▶ Task description: Single out each line with the word "legal" and copy it.

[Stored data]
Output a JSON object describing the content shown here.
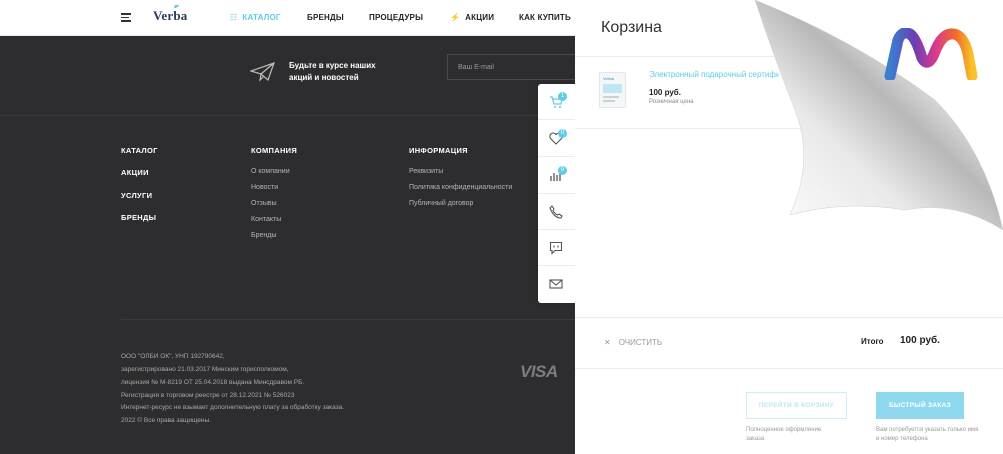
{
  "header": {
    "logo": "Verba",
    "nav": [
      "КАТАЛОГ",
      "БРЕНДЫ",
      "ПРОЦЕДУРЫ",
      "АКЦИИ",
      "КАК КУПИТЬ"
    ]
  },
  "subscribe": {
    "text": "Будьте в курсе наших акций и новостей",
    "placeholder": "Ваш E-mail"
  },
  "footer": {
    "col1": [
      "КАТАЛОГ",
      "АКЦИИ",
      "УСЛУГИ",
      "БРЕНДЫ"
    ],
    "col2_title": "КОМПАНИЯ",
    "col2": [
      "О компании",
      "Новости",
      "Отзывы",
      "Контакты",
      "Бренды"
    ],
    "col3_title": "ИНФОРМАЦИЯ",
    "col3": [
      "Реквизиты",
      "Политика конфиденциальности",
      "Публичный договор"
    ],
    "legal": [
      "ООО \"ОЛБИ ОК\", УНП 192790642,",
      "зарегистрировано 21.03.2017 Минским горисполкомом,",
      "лицензия № М-8219 ОТ 25.04.2018 выдана Минсдравом РБ.",
      "Регистрация в торговом реестре от 28.12.2021 № 526023",
      "Интернет-ресурс не взымает дополнительную плату за обработку заказа.",
      "2022 © Все права защищены."
    ],
    "payment": "VISA"
  },
  "side_panel": {
    "cart_count": "1",
    "wishlist_count": "0",
    "compare_count": "0"
  },
  "cart": {
    "title": "Корзина",
    "item": {
      "thumb_label": "Verba",
      "name": "Электронный подарочный сертификат",
      "price": "100 руб.",
      "note": "Розничная цена"
    },
    "clear_label": "ОЧИСТИТЬ",
    "total_label": "Итого",
    "total_value": "100 руб.",
    "go_to_cart": "ПЕРЕЙТИ В КОРЗИНУ",
    "go_to_cart_note": "Полноценное оформление заказа",
    "quick_order": "БЫСТРЫЙ ЗАКАЗ",
    "quick_order_note": "Вам потребуется указать только имя и номер телефона"
  },
  "colors": {
    "accent": "#5ecbe7",
    "footer_bg": "#2d2d2f"
  }
}
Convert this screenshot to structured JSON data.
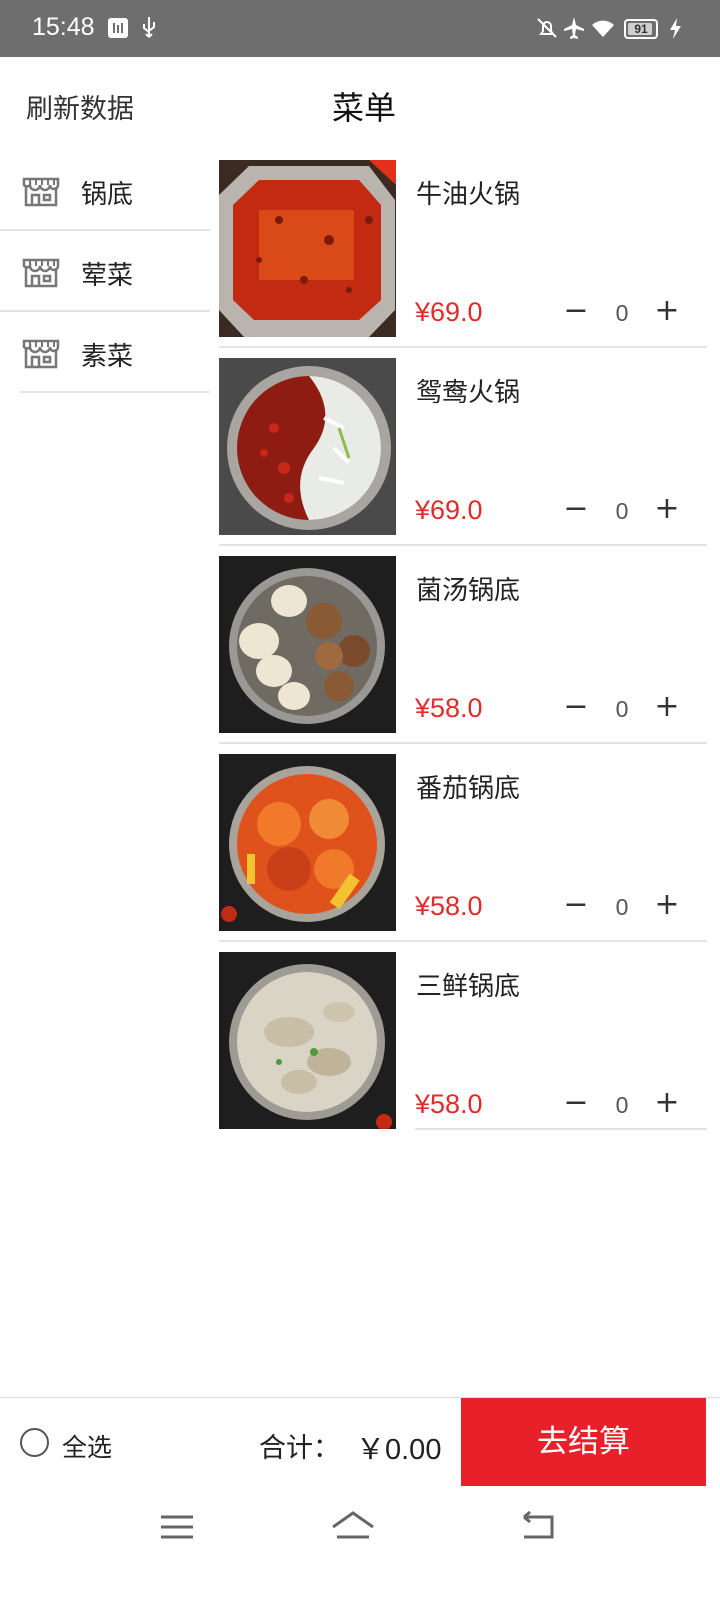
{
  "status_bar": {
    "time": "15:48",
    "battery": "91",
    "icons": [
      "usb-debug-icon",
      "usb-icon",
      "mute-icon",
      "airplane-icon",
      "wifi-icon",
      "battery-icon",
      "charging-icon"
    ]
  },
  "header": {
    "refresh_label": "刷新数据",
    "title": "菜单"
  },
  "sidebar": {
    "items": [
      {
        "label": "锅底",
        "icon": "shop-icon"
      },
      {
        "label": "荤菜",
        "icon": "shop-icon"
      },
      {
        "label": "素菜",
        "icon": "shop-icon"
      }
    ]
  },
  "products": [
    {
      "name": "牛油火锅",
      "price": "¥69.0",
      "qty": "0",
      "image": "butter-hotpot-image"
    },
    {
      "name": "鸳鸯火锅",
      "price": "¥69.0",
      "qty": "0",
      "image": "yuanyang-hotpot-image"
    },
    {
      "name": "菌汤锅底",
      "price": "¥58.0",
      "qty": "0",
      "image": "mushroom-soup-image"
    },
    {
      "name": "番茄锅底",
      "price": "¥58.0",
      "qty": "0",
      "image": "tomato-soup-image"
    },
    {
      "name": "三鲜锅底",
      "price": "¥58.0",
      "qty": "0",
      "image": "three-delicacy-soup-image"
    }
  ],
  "controls": {
    "minus": "−",
    "plus": "+"
  },
  "bottom_bar": {
    "select_all_label": "全选",
    "total_label": "合计：",
    "total_amount": "￥0.00",
    "checkout_label": "去结算"
  },
  "colors": {
    "accent": "#e8202a",
    "price": "#e32b2b",
    "status_bar": "#6e6e6e"
  }
}
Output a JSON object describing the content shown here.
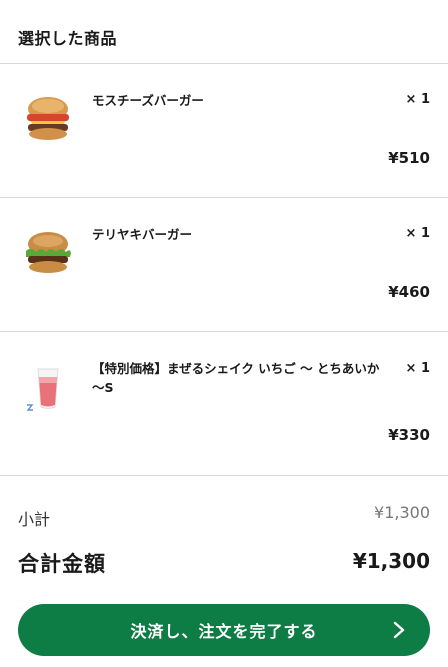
{
  "section": {
    "title": "選択した商品"
  },
  "items": [
    {
      "name": "モスチーズバーガー",
      "qty": "× 1",
      "price": "¥510",
      "icon": "cheeseburger-icon"
    },
    {
      "name": "テリヤキバーガー",
      "qty": "× 1",
      "price": "¥460",
      "icon": "teriyaki-burger-icon"
    },
    {
      "name": "【特別価格】まぜるシェイク いちご ～ とちあいか ～S",
      "qty": "× 1",
      "price": "¥330",
      "icon": "strawberry-shake-icon"
    }
  ],
  "summary": {
    "subtotal_label": "小計",
    "subtotal_value": "¥1,300",
    "total_label": "合計金額",
    "total_value": "¥1,300"
  },
  "checkout": {
    "label": "決済し、注文を完了する",
    "icon": "chevron-right-icon"
  },
  "colors": {
    "accent": "#0e7c45",
    "divider": "#d9d9d9"
  }
}
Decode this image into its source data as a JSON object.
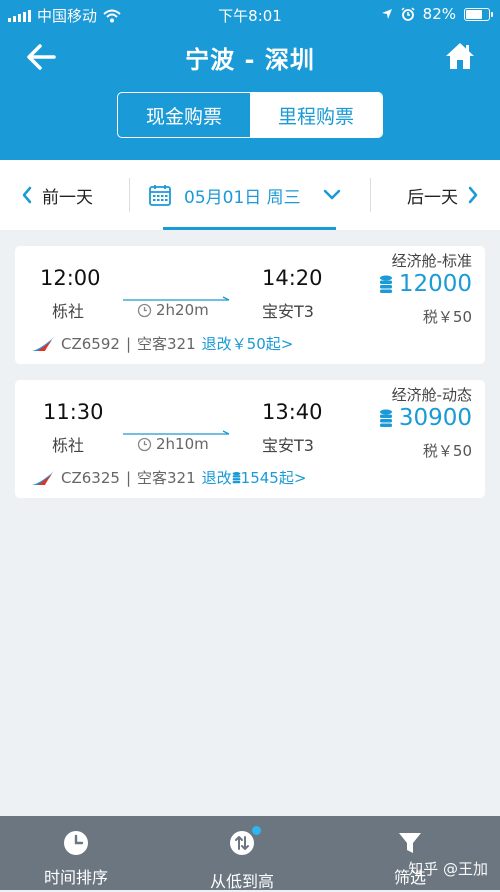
{
  "status_bar": {
    "carrier": "中国移动",
    "time": "下午8:01",
    "battery": "82%",
    "battery_level": 0.82
  },
  "header": {
    "title": "宁波 - 深圳",
    "seg_cash": "现金购票",
    "seg_miles": "里程购票",
    "selected": "里程购票"
  },
  "datebar": {
    "prev": "前一天",
    "date": "05月01日 周三",
    "next": "后一天"
  },
  "flights": [
    {
      "depart_time": "12:00",
      "depart_airport": "栎社",
      "arrive_time": "14:20",
      "arrive_airport": "宝安T3",
      "duration": "2h20m",
      "cabin": "经济舱-标准",
      "miles": "12000",
      "tax": "税￥50",
      "flight_no": "CZ6592",
      "aircraft": "空客321",
      "refund_label": "退改",
      "refund_value": "￥50起>"
    },
    {
      "depart_time": "11:30",
      "depart_airport": "栎社",
      "arrive_time": "13:40",
      "arrive_airport": "宝安T3",
      "duration": "2h10m",
      "cabin": "经济舱-动态",
      "miles": "30900",
      "tax": "税￥50",
      "flight_no": "CZ6325",
      "aircraft": "空客321",
      "refund_label": "退改",
      "refund_value": "1545起>"
    }
  ],
  "bottom_bar": {
    "tab_time": "时间排序",
    "tab_price": "从低到高",
    "tab_filter": "筛选",
    "watermark": "知乎 @王加"
  },
  "colors": {
    "brand": "#1a9ad6",
    "bottom_bar": "#6b7680",
    "background": "#eef1f4"
  }
}
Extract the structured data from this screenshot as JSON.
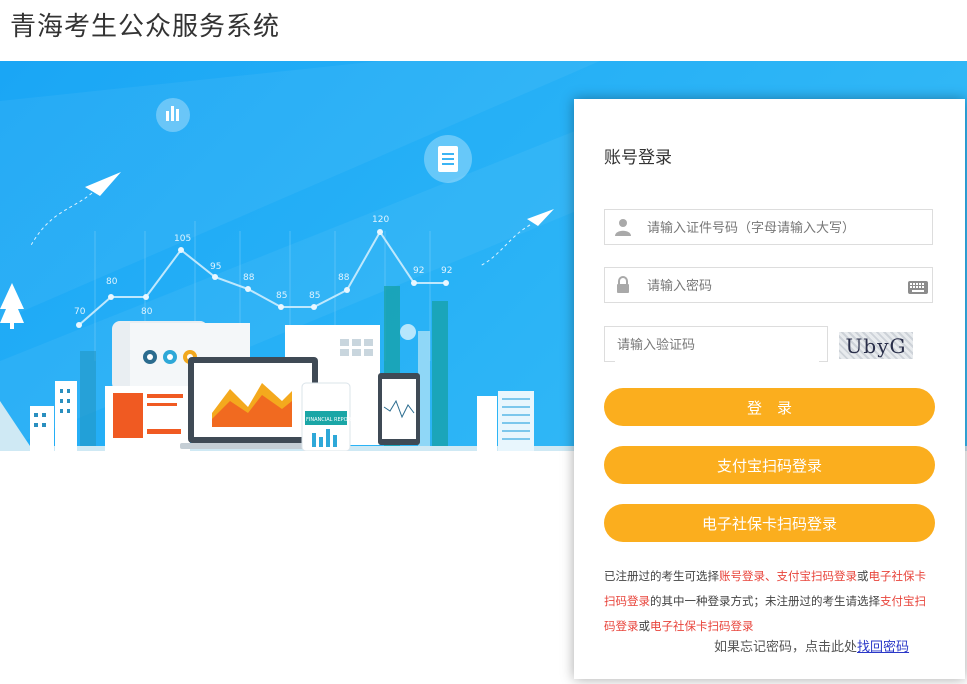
{
  "header": {
    "title": "青海考生公众服务系统"
  },
  "banner": {
    "chart_values": [
      "70",
      "80",
      "80",
      "105",
      "95",
      "88",
      "85",
      "85",
      "88",
      "120",
      "92",
      "92"
    ],
    "report_label": "FINANCIAL REPORT"
  },
  "login": {
    "title": "账号登录",
    "id_placeholder": "请输入证件号码（字母请输入大写）",
    "password_placeholder": "请输入密码",
    "captcha_placeholder": "请输入验证码",
    "captcha_text": "UbyG",
    "login_button": "登　录",
    "alipay_button": "支付宝扫码登录",
    "social_card_button": "电子社保卡扫码登录"
  },
  "notice": {
    "part1": "已注册过的考生可选择",
    "link1": "账号登录、支付宝扫码登录",
    "part2": "或",
    "link2": "电子社保卡扫码登录",
    "part3": "的其中一种登录方式；未注册过的考生请选择",
    "link3": "支付宝扫码登录",
    "part4": "或",
    "link4": "电子社保卡扫码登录"
  },
  "forgot": {
    "text": "如果忘记密码，点击此处",
    "link": "找回密码"
  },
  "colors": {
    "primary_button": "#fbae1e",
    "banner_blue": "#1aa6f5",
    "highlight": "#e8453c",
    "link": "#2b38c8"
  }
}
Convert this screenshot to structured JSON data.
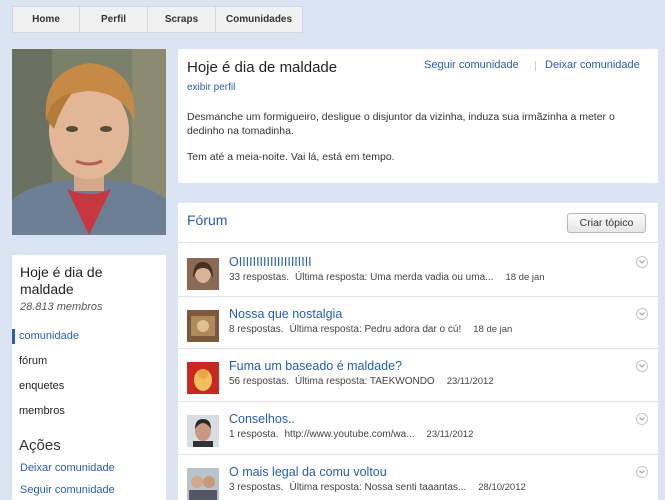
{
  "nav": {
    "home": "Home",
    "perfil": "Perfil",
    "scraps": "Scraps",
    "comunidades": "Comunidades"
  },
  "community": {
    "name": "Hoje é dia de maldade",
    "members": "28.813 membros",
    "follow": "Seguir comunidade",
    "leave": "Deixar comunidade",
    "view_profile": "exibir perfil",
    "description_1": "Desmanche um formigueiro, desligue o disjuntor da vizinha, induza sua irmãzinha a meter o dedinho na tomadinha.",
    "description_2": "Tem até a meia-noite. Vai lá, está em tempo."
  },
  "sidebar": {
    "items": [
      {
        "label": "comunidade"
      },
      {
        "label": "fórum"
      },
      {
        "label": "enquetes"
      },
      {
        "label": "membros"
      }
    ],
    "acoes_title": "Ações",
    "acoes": [
      {
        "label": "Deixar comunidade"
      },
      {
        "label": "Seguir comunidade"
      }
    ]
  },
  "forum": {
    "title": "Fórum",
    "create_button": "Criar tópico",
    "topics": [
      {
        "title": "OIIIIIIIIIIIIIIIIIIIII",
        "responses": "33 respostas.",
        "last": "Última resposta: Uma merda vadia ou uma...",
        "date": "18 de jan"
      },
      {
        "title": "Nossa que nostalgia",
        "responses": "8 respostas.",
        "last": "Última resposta: Pedru adora dar o cú!",
        "date": "18 de jan"
      },
      {
        "title": "Fuma um baseado é maldade?",
        "responses": "56 respostas.",
        "last": "Última resposta: TAEKWONDO",
        "date": "23/11/2012"
      },
      {
        "title": "Conselhos..",
        "responses": "1 resposta.",
        "last": "http://www.youtube.com/wa...",
        "date": "23/11/2012"
      },
      {
        "title": "O mais legal da comu voltou",
        "responses": "3 respostas.",
        "last": "Última resposta: Nossa senti taaantas...",
        "date": "28/10/2012"
      }
    ]
  },
  "colors": {
    "background": "#dbe4f3",
    "link": "#2a5db0",
    "card": "#ffffff"
  }
}
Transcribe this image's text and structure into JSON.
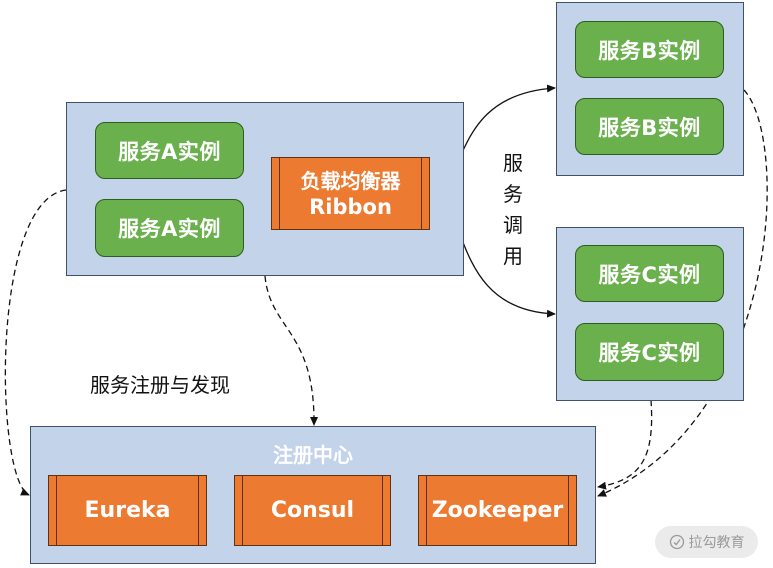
{
  "service_a": {
    "instances": [
      "服务A实例",
      "服务A实例"
    ]
  },
  "load_balancer": {
    "line1": "负载均衡器",
    "line2": "Ribbon"
  },
  "service_b": {
    "instances": [
      "服务B实例",
      "服务B实例"
    ]
  },
  "service_c": {
    "instances": [
      "服务C实例",
      "服务C实例"
    ]
  },
  "call_label": "服务调用",
  "registration_label": "服务注册与发现",
  "registry": {
    "title": "注册中心",
    "items": [
      "Eureka",
      "Consul",
      "Zookeeper"
    ]
  },
  "watermark": {
    "icon": "lagou-logo-icon",
    "text": "拉勾教育"
  },
  "colors": {
    "panel": "#c3d3e9",
    "service": "#6ab04c",
    "component": "#ec7a31"
  }
}
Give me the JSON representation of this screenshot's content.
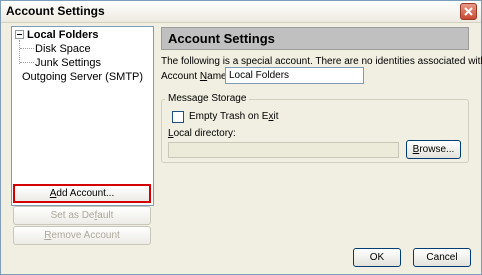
{
  "window": {
    "title": "Account Settings"
  },
  "tree": {
    "root": "Local Folders",
    "children": [
      "Disk Space",
      "Junk Settings"
    ],
    "smtp": "Outgoing Server (SMTP)"
  },
  "left_buttons": {
    "add": {
      "pre": "",
      "u": "A",
      "post": "dd Account..."
    },
    "set_default": {
      "pre": "Set as De",
      "u": "f",
      "post": "ault"
    },
    "remove": {
      "pre": "",
      "u": "R",
      "post": "emove Account"
    }
  },
  "main": {
    "header": "Account Settings",
    "info": "The following is a special account. There are no identities associated with it.",
    "account_name_label": {
      "pre": "Account ",
      "u": "N",
      "post": "ame:"
    },
    "account_name_value": "Local Folders",
    "storage_legend": "Message Storage",
    "empty_trash": {
      "pre": "Empty Trash on E",
      "u": "x",
      "post": "it"
    },
    "local_dir_label": {
      "pre": "",
      "u": "L",
      "post": "ocal directory:"
    },
    "local_dir_value": "",
    "browse": {
      "pre": "",
      "u": "B",
      "post": "rowse..."
    }
  },
  "dialog_buttons": {
    "ok": "OK",
    "cancel": "Cancel"
  },
  "colors": {
    "highlight": "#d40000",
    "header_bg": "#c0c0c0",
    "window_bg": "#f1efe2"
  }
}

▶ Exercise answer:
    "legal": [
        "title": "O mais legal da comu voltou",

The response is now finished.